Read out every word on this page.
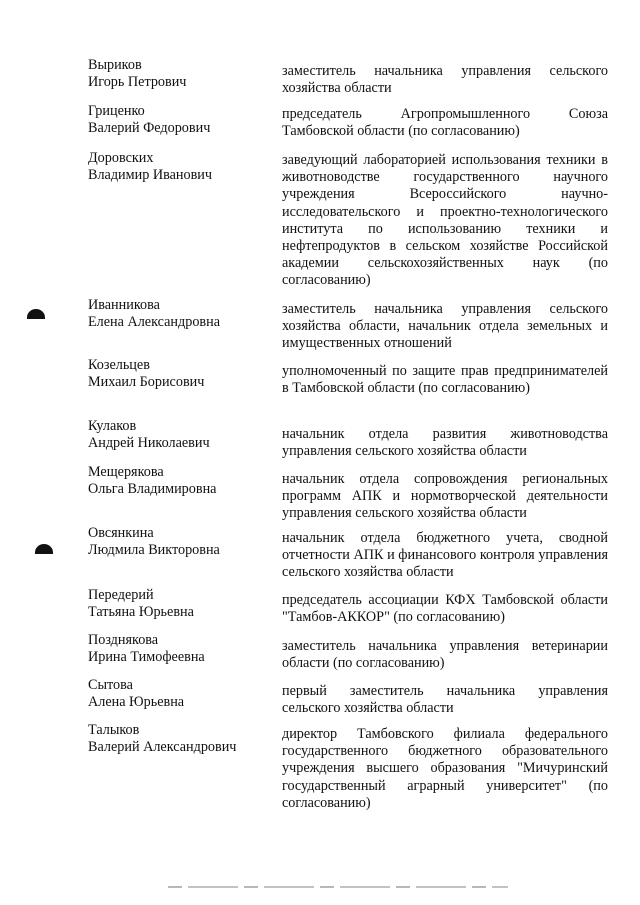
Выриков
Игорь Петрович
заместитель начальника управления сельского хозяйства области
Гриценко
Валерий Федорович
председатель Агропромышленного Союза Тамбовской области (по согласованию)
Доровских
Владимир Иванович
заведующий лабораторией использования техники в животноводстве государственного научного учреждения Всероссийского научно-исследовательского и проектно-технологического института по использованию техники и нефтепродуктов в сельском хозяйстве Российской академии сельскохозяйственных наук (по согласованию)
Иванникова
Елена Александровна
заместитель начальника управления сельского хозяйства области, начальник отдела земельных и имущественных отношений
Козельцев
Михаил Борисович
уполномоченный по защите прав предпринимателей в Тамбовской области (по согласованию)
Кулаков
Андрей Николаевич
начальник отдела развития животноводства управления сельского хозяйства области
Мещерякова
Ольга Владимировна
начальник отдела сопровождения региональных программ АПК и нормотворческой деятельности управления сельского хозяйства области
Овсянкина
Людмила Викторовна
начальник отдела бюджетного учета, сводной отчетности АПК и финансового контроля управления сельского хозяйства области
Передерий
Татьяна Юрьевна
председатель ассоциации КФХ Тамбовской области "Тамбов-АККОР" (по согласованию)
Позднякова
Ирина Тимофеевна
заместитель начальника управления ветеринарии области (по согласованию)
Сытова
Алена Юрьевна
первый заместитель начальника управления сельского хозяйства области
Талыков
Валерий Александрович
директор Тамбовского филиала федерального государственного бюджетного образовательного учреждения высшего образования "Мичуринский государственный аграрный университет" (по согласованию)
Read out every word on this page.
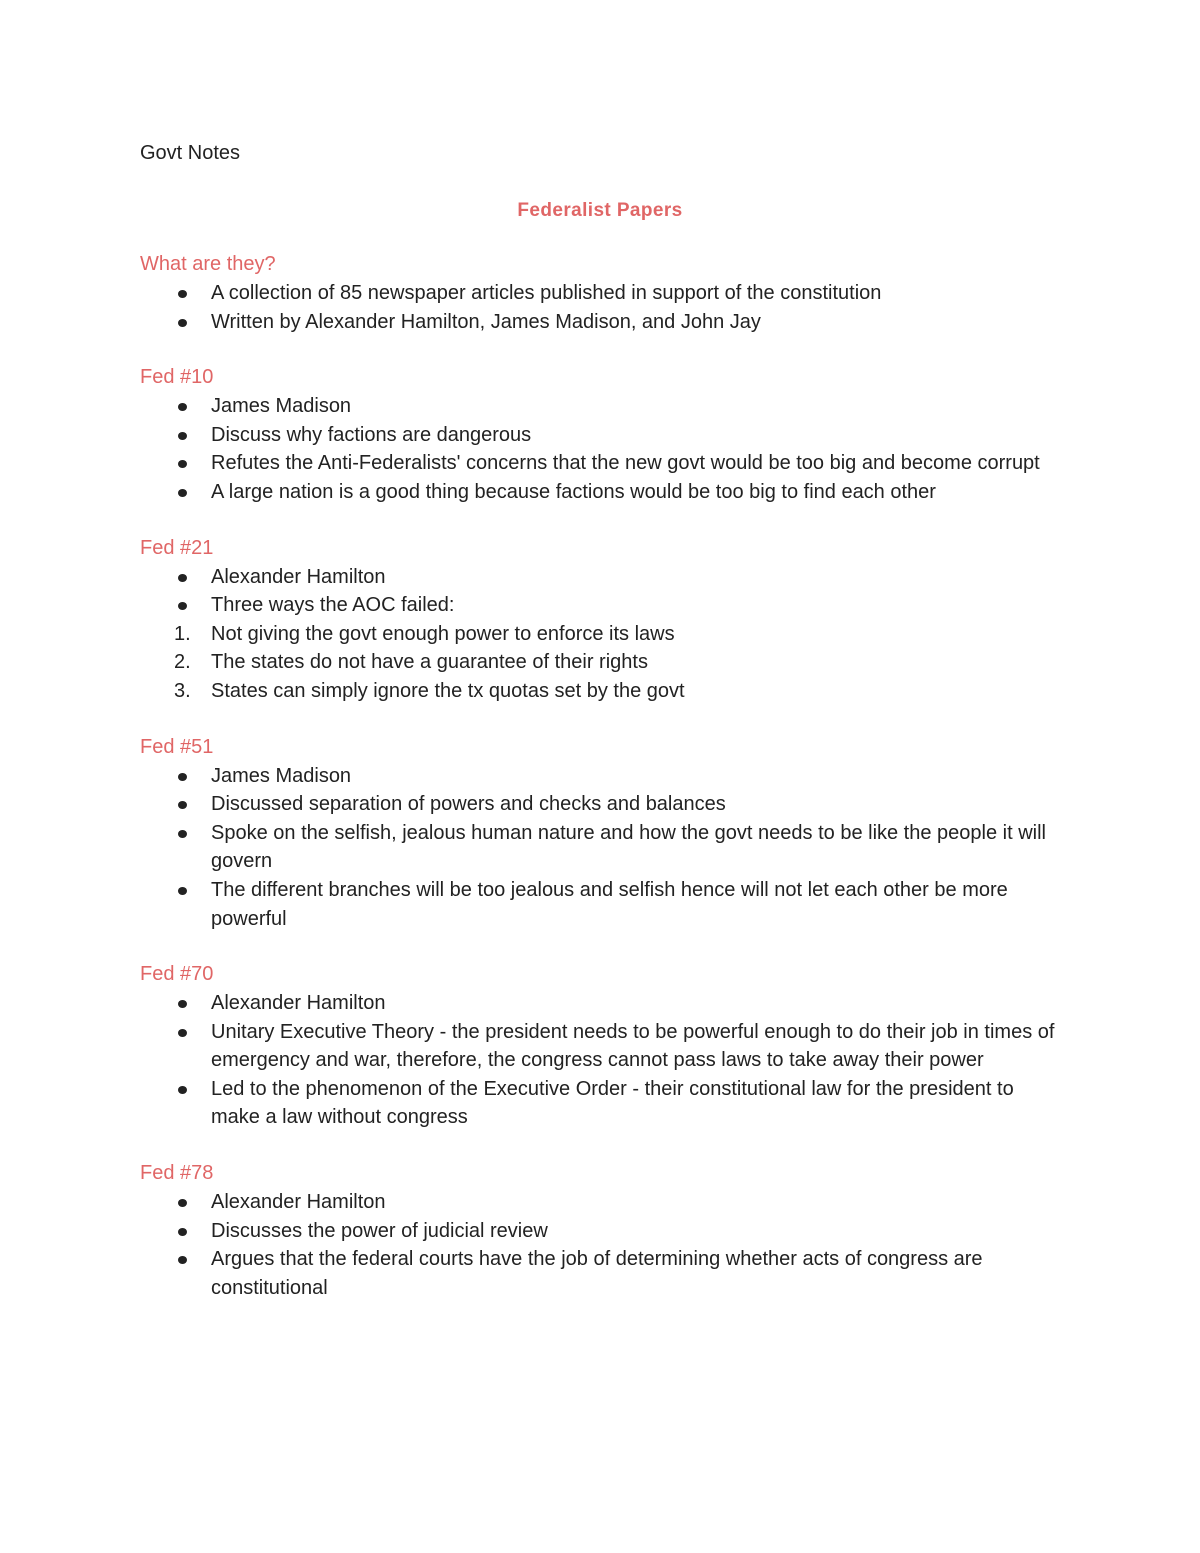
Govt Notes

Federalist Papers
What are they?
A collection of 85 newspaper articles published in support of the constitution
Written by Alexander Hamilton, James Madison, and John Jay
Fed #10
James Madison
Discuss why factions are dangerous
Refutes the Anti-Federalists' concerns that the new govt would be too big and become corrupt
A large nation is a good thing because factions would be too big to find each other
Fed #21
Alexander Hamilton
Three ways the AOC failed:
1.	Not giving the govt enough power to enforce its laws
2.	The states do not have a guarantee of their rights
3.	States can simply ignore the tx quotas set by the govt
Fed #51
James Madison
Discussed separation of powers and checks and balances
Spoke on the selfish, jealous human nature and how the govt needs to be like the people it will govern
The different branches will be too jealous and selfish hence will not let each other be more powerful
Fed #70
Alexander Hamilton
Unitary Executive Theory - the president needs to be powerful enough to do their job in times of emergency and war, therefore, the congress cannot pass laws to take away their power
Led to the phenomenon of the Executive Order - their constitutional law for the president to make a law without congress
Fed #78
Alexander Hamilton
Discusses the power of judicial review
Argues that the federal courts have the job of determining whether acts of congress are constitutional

▸ **Request**: Using the entries above, find all lines with "области". Copy them.

▸ **Answer to the task**:
заместитель начальника управления сельского хозяйства области
председатель Агропромышленного Союза Тамбовской области (по согласованию)
заместитель начальника управления сельского хозяйства области, начальник отдела земельных и имущественных отношений
уполномоченный по защите прав предпринимателей в Тамбовской области (по согласованию)
начальник отдела развития животноводства управления сельского хозяйства области
начальник отдела сопровождения региональных программ АПК и нормотворческой деятельности управления сельского хозяйства области
начальник отдела бюджетного учета, сводной отчетности АПК и финансового контроля управления сельского хозяйства области
председатель ассоциации КФХ Тамбовской области "Тамбов-АККОР" (по согласованию)
заместитель начальника управления ветеринарии области (по согласованию)
первый заместитель начальника управления сельского хозяйства области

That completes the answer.